• [WHAT THE TASK ASKS]: Return the count of lines that mention "Pagkatuto", with no other words.

• [PROVIDED DATA]:
⁂

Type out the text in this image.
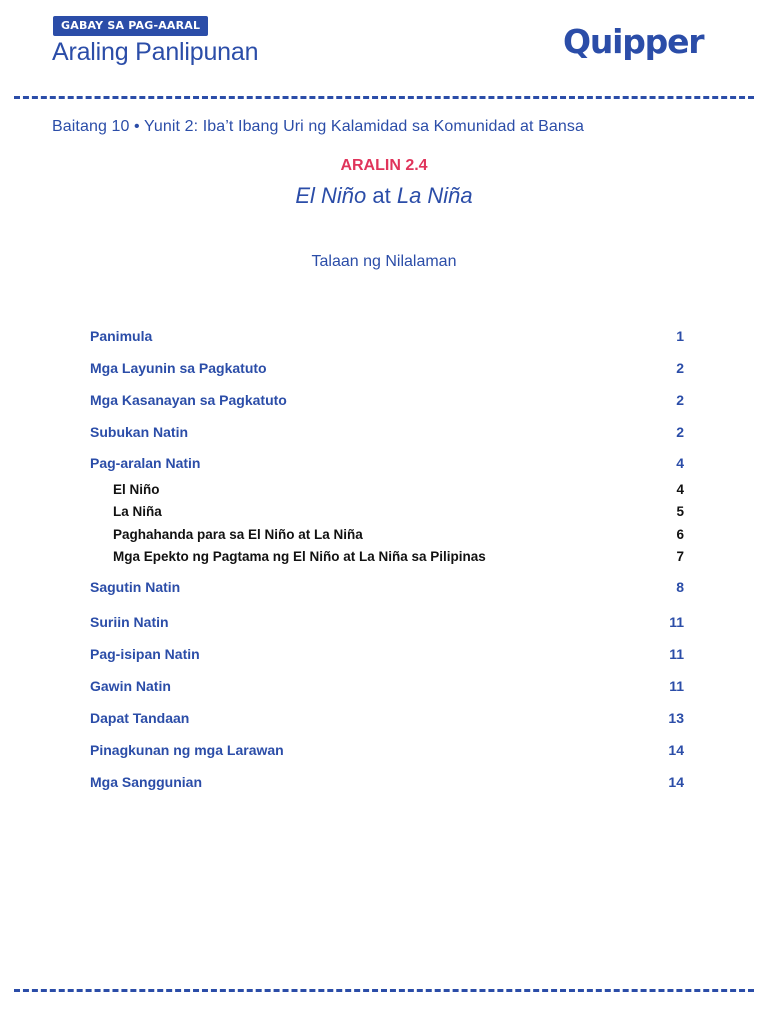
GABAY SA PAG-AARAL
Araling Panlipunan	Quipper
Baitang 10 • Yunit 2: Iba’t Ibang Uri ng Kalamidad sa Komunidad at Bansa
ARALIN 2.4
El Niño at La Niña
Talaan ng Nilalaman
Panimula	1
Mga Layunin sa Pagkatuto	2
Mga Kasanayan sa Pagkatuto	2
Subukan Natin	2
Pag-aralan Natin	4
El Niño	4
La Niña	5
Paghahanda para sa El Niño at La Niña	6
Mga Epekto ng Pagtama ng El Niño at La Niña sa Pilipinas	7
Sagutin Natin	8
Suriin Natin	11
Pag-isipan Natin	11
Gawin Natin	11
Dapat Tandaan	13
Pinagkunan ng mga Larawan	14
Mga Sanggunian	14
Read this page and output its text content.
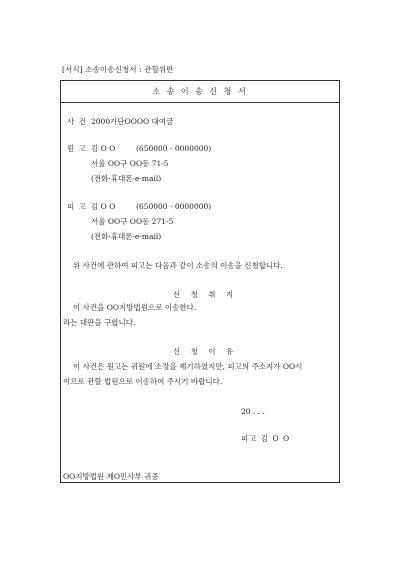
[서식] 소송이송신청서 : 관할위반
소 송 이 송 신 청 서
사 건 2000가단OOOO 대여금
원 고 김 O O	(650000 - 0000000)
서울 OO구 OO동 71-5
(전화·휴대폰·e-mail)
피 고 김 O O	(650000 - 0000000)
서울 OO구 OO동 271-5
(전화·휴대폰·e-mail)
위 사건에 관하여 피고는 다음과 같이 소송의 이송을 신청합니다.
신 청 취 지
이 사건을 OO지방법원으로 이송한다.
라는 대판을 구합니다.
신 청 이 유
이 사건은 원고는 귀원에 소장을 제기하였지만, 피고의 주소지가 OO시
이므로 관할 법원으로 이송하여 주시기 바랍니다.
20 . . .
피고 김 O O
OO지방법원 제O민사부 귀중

⁂

• [RESPONSE TO THIS EXERCISE]: 2